• **DESCRIPTION OF THE TASK**: Quote the whole listing verbatim.

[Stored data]
- - - - - - -
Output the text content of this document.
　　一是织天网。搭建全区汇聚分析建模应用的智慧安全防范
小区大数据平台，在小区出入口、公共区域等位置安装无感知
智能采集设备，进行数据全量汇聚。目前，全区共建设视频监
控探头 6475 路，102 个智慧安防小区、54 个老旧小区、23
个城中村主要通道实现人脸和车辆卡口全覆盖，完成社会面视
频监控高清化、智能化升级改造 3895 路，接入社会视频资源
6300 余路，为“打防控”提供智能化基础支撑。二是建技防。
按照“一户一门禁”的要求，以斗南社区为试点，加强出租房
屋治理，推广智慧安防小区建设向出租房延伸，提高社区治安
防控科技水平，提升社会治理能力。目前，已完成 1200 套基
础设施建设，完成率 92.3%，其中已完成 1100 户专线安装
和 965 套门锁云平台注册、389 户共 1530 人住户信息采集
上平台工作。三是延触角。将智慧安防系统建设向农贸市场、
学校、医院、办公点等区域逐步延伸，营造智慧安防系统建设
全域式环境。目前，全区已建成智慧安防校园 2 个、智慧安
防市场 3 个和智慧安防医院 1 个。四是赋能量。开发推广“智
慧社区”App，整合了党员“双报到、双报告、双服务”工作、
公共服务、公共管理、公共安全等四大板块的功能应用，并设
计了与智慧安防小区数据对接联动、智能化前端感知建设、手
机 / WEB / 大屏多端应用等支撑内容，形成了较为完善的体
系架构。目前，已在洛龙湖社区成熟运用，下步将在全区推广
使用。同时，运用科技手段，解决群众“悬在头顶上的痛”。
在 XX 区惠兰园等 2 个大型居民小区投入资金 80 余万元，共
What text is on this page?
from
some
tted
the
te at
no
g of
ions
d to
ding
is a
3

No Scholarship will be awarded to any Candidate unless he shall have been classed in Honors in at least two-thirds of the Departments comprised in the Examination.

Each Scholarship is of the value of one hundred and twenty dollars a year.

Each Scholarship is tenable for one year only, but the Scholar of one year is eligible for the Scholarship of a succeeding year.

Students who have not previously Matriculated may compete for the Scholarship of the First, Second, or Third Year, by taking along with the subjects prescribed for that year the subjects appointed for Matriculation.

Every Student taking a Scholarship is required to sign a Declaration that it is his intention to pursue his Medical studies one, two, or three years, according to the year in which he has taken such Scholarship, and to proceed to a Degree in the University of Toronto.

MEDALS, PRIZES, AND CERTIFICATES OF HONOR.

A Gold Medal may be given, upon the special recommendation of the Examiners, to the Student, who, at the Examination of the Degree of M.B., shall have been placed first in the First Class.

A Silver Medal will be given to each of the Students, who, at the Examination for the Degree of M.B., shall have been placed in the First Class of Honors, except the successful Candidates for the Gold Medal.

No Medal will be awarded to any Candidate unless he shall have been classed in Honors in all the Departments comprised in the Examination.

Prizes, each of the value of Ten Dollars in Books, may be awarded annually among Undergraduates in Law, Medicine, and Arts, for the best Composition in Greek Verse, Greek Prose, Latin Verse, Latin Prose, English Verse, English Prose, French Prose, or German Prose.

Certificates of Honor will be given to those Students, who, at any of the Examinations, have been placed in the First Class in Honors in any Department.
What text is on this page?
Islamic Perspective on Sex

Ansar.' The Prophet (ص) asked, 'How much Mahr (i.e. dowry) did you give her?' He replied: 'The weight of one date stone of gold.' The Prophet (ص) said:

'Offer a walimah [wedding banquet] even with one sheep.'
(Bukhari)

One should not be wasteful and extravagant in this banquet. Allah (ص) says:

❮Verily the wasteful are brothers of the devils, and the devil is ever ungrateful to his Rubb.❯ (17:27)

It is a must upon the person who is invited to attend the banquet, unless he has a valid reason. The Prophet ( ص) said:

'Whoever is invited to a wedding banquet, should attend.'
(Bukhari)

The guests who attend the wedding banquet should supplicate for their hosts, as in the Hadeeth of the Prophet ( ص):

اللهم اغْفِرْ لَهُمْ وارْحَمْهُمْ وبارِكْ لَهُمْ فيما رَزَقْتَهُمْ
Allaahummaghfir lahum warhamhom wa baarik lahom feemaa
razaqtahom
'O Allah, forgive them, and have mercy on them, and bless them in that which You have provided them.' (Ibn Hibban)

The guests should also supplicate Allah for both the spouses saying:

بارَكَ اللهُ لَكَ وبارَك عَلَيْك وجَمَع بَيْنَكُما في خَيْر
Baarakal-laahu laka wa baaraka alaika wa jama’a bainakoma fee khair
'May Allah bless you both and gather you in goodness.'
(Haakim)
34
- - - - - - -
• **RESPONSE**:
Output the text content of this document.
　　一是织天网。搭建全区汇聚分析建模应用的智慧安全防范
小区大数据平台，在小区出入口、公共区域等位置安装无感知
智能采集设备，进行数据全量汇聚。目前，全区共建设视频监
控探头 6475 路，102 个智慧安防小区、54 个老旧小区、23
个城中村主要通道实现人脸和车辆卡口全覆盖，完成社会面视
频监控高清化、智能化升级改造 3895 路，接入社会视频资源
6300 余路，为“打防控”提供智能化基础支撑。二是建技防。
按照“一户一门禁”的要求，以斗南社区为试点，加强出租房
屋治理，推广智慧安防小区建设向出租房延伸，提高社区治安
防控科技水平，提升社会治理能力。目前，已完成 1200 套基
础设施建设，完成率 92.3%，其中已完成 1100 户专线安装
和 965 套门锁云平台注册、389 户共 1530 人住户信息采集
上平台工作。三是延触角。将智慧安防系统建设向农贸市场、
学校、医院、办公点等区域逐步延伸，营造智慧安防系统建设
全域式环境。目前，全区已建成智慧安防校园 2 个、智慧安
防市场 3 个和智慧安防医院 1 个。四是赋能量。开发推广“智
慧社区”App，整合了党员“双报到、双报告、双服务”工作、
公共服务、公共管理、公共安全等四大板块的功能应用，并设
计了与智慧安防小区数据对接联动、智能化前端感知建设、手
机 / WEB / 大屏多端应用等支撑内容，形成了较为完善的体
系架构。目前，已在洛龙湖社区成熟运用，下步将在全区推广
使用。同时，运用科技手段，解决群众“悬在头顶上的痛”。
在 XX 区惠兰园等 2 个大型居民小区投入资金 80 余万元，共
What text is on this page?
from
some
tted
the
te at
no
g of
ions
d to
ding
is a
3

No Scholarship will be awarded to any Candidate unless he shall have been classed in Honors in at least two-thirds of the Departments comprised in the Examination.

Each Scholarship is of the value of one hundred and twenty dollars a year.

Each Scholarship is tenable for one year only, but the Scholar of one year is eligible for the Scholarship of a succeeding year.

Students who have not previously Matriculated may compete for the Scholarship of the First, Second, or Third Year, by taking along with the subjects prescribed for that year the subjects appointed for Matriculation.

Every Student taking a Scholarship is required to sign a Declaration that it is his intention to pursue his Medical studies one, two, or three years, according to the year in which he has taken such Scholarship, and to proceed to a Degree in the University of Toronto.

MEDALS, PRIZES, AND CERTIFICATES OF HONOR.

A Gold Medal may be given, upon the special recommendation of the Examiners, to the Student, who, at the Examination of the Degree of M.B., shall have been placed first in the First Class.

A Silver Medal will be given to each of the Students, who, at the Examination for the Degree of M.B., shall have been placed in the First Class of Honors, except the successful Candidates for the Gold Medal.

No Medal will be awarded to any Candidate unless he shall have been classed in Honors in all the Departments comprised in the Examination.

Prizes, each of the value of Ten Dollars in Books, may be awarded annually among Undergraduates in Law, Medicine, and Arts, for the best Composition in Greek Verse, Greek Prose, Latin Verse, Latin Prose, English Verse, English Prose, French Prose, or German Prose.

Certificates of Honor will be given to those Students, who, at any of the Examinations, have been placed in the First Class in Honors in any Department.
What text is on this page?
Islamic Perspective on Sex

Ansar.' The Prophet (ص) asked, 'How much Mahr (i.e. dowry) did you give her?' He replied: 'The weight of one date stone of gold.' The Prophet (ص) said:

'Offer a walimah [wedding banquet] even with one sheep.'
(Bukhari)

One should not be wasteful and extravagant in this banquet. Allah (ص) says:

❮Verily the wasteful are brothers of the devils, and the devil is ever ungrateful to his Rubb.❯ (17:27)

It is a must upon the person who is invited to attend the banquet, unless he has a valid reason. The Prophet ( ص) said:

'Whoever is invited to a wedding banquet, should attend.'
(Bukhari)

The guests who attend the wedding banquet should supplicate for their hosts, as in the Hadeeth of the Prophet ( ص):

اللهم اغْفِرْ لَهُمْ وارْحَمْهُمْ وبارِكْ لَهُمْ فيما رَزَقْتَهُمْ
Allaahummaghfir lahum warhamhom wa baarik lahom feemaa
razaqtahom
'O Allah, forgive them, and have mercy on them, and bless them in that which You have provided them.' (Ibn Hibban)

The guests should also supplicate Allah for both the spouses saying:

بارَكَ اللهُ لَكَ وبارَك عَلَيْك وجَمَع بَيْنَكُما في خَيْر
Baarakal-laahu laka wa baaraka alaika wa jama’a bainakoma fee khair
'May Allah bless you both and gather you in goodness.'
(Haakim)
34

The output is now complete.